— START Extracted entries —
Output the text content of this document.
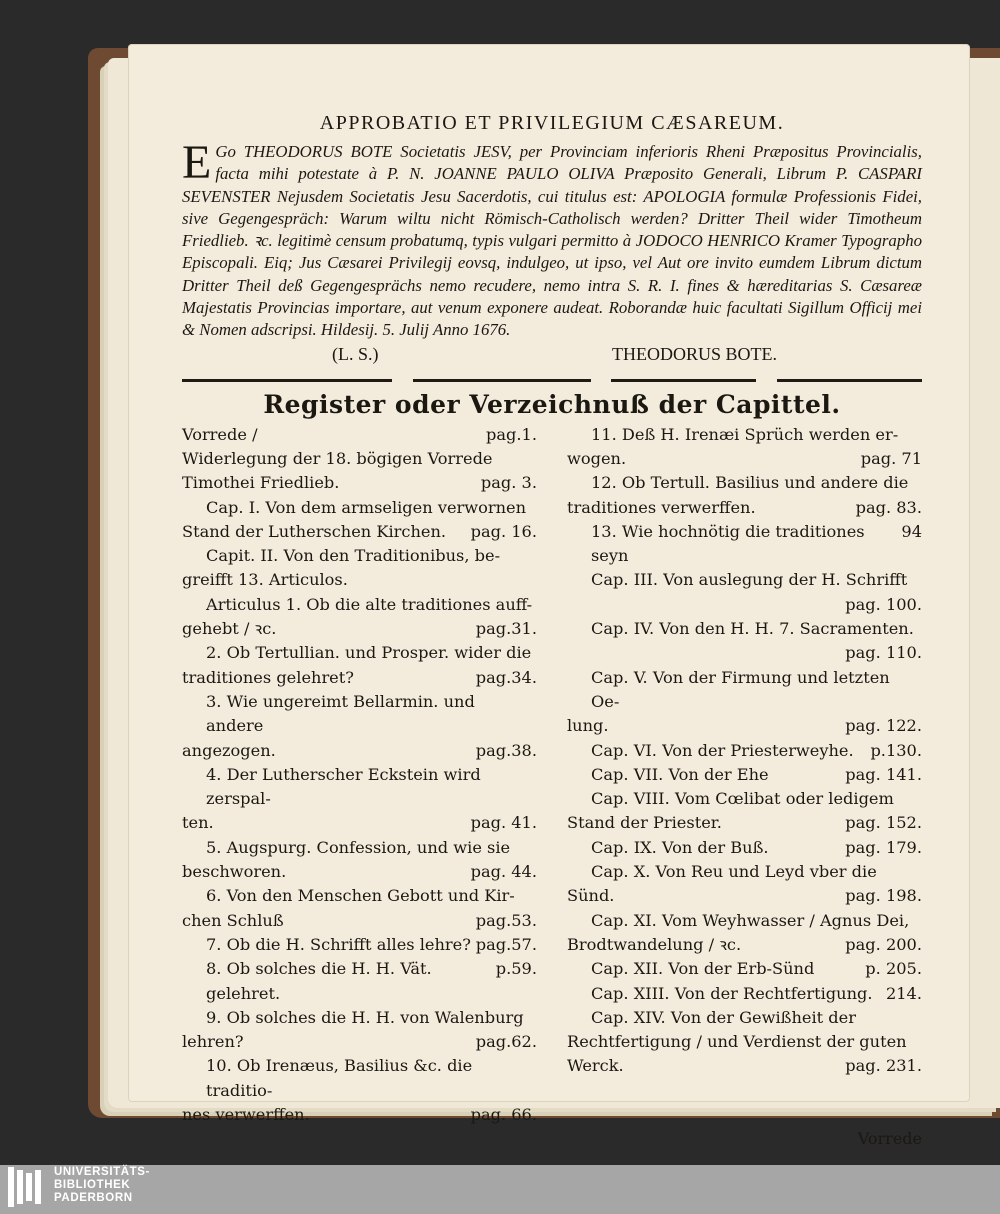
APPROBATIO ET PRIVILEGIUM CÆSAREUM.

E Go THEODORUS BOTE Societatis JESV, per Provinciam inferioris Rheni Præpositus Provincialis, facta mihi potestate à P. N. JOANNE PAULO OLIVA Præposito Generali, Librum P. CASPARI SEVENSTER Nejusdem Societatis Jesu Sacerdotis, cui titulus est: APOLOGIA formulæ Professionis Fidei, sive Gegengespräch: Warum wiltu nicht Römisch-Catholisch werden? Dritter Theil wider Timotheum Friedlieb. ꝛc. legitimè censum probatumq, typis vulgari permitto à JODOCO HENRICO Kramer Typographo Episcopali. Eiq; Jus Cæsarei Privilegij eovsq, indulgeo, ut ipso, vel Aut ore invito eumdem Librum dictum Dritter Theil deß Gegengesprächs nemo recudere, nemo intra S. R. I. fines & hæreditarias S. Cæsareæ Majestatis Provincias importare, aut venum exponere audeat. Roborandæ huic facultati Sigillum Officij mei & Nomen adscripsi. Hildesij. 5. Julij Anno 1676.

(L. S.)	THEODORUS BOTE.
Register oder Verzeichnuß der Capittel.
Vorrede /	pag.1.
Widerlegung der 18. bögigen Vorrede
Timothei Friedlieb.	pag. 3.
Cap. I. Von dem armseligen verwornen
Stand der Lutherschen Kirchen. pag. 16.
Capit. II. Von den Traditionibus, be-
greifft 13. Articulos.
Articulus 1. Ob die alte traditiones auff-
gehebt / ꝛc.	pag.31.
2. Ob Tertullian. und Prosper. wider die
traditiones gelehret?	pag.34.
3. Wie ungereimt Bellarmin. und andere
angezogen.	pag.38.
4. Der Lutherscher Eckstein wird zerspal-
ten.	pag. 41.
5. Augspurg. Confession, und wie sie
beschworen.	pag. 44.
6. Von den Menschen Gebott und Kir-
chen Schluß	pag.53.
7. Ob die H. Schrifft alles lehre? pag.57.
8. Ob solches die H. H. Vät. gelehret.
p.59.
9. Ob solches die H. H. von Walenburg
lehren?	pag.62.
10. Ob Irenæus, Basilius &c. die traditio-
nes verwerffen.	pag. 66.
11. Deß H. Irenæi Sprüch werden er-
wogen.	pag. 71
12. Ob Tertull. Basilius und andere die
traditiones verwerffen.	pag. 83.
13. Wie hochnötig die traditiones seyn
94
Cap. III. Von auslegung der H. Schrifft
pag. 100.
Cap. IV. Von den H. H. 7. Sacramenten.
pag. 110.
Cap. V. Von der Firmung und letzten Oe-
lung.	pag. 122.
Cap. VI. Von der Priesterweyhe. p.130.
Cap. VII. Von der Ehe	pag. 141.
Cap. VIII. Vom Cœlibat oder ledigem
Stand der Priester.	pag. 152.
Cap. IX. Von der Buß.	pag. 179.
Cap. X. Von Reu und Leyd vber die
Sünd.	pag. 198.
Cap. XI. Vom Weyhwasser / Agnus Dei,
Brodtwandelung / ꝛc.	pag. 200.
Cap. XII. Von der Erb-Sünd	p. 205.
Cap. XIII. Von der Rechtfertigung. 214.
Cap. XIV. Von der Gewißheit der
Rechtfertigung / und Verdienst der guten
Werck.	pag. 231.
Vorrede
UNIVERSITÄTS-
BIBLIOTHEK
PADERBORN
— END Extracted entries —
# What to work on
Copy each line that holds the word "traditiones".

# Response
Articulus 1. Ob die alte traditiones auff-
traditiones gelehret?	pag.34.
traditiones verwerffen.	pag. 83.
13. Wie hochnötig die traditiones seyn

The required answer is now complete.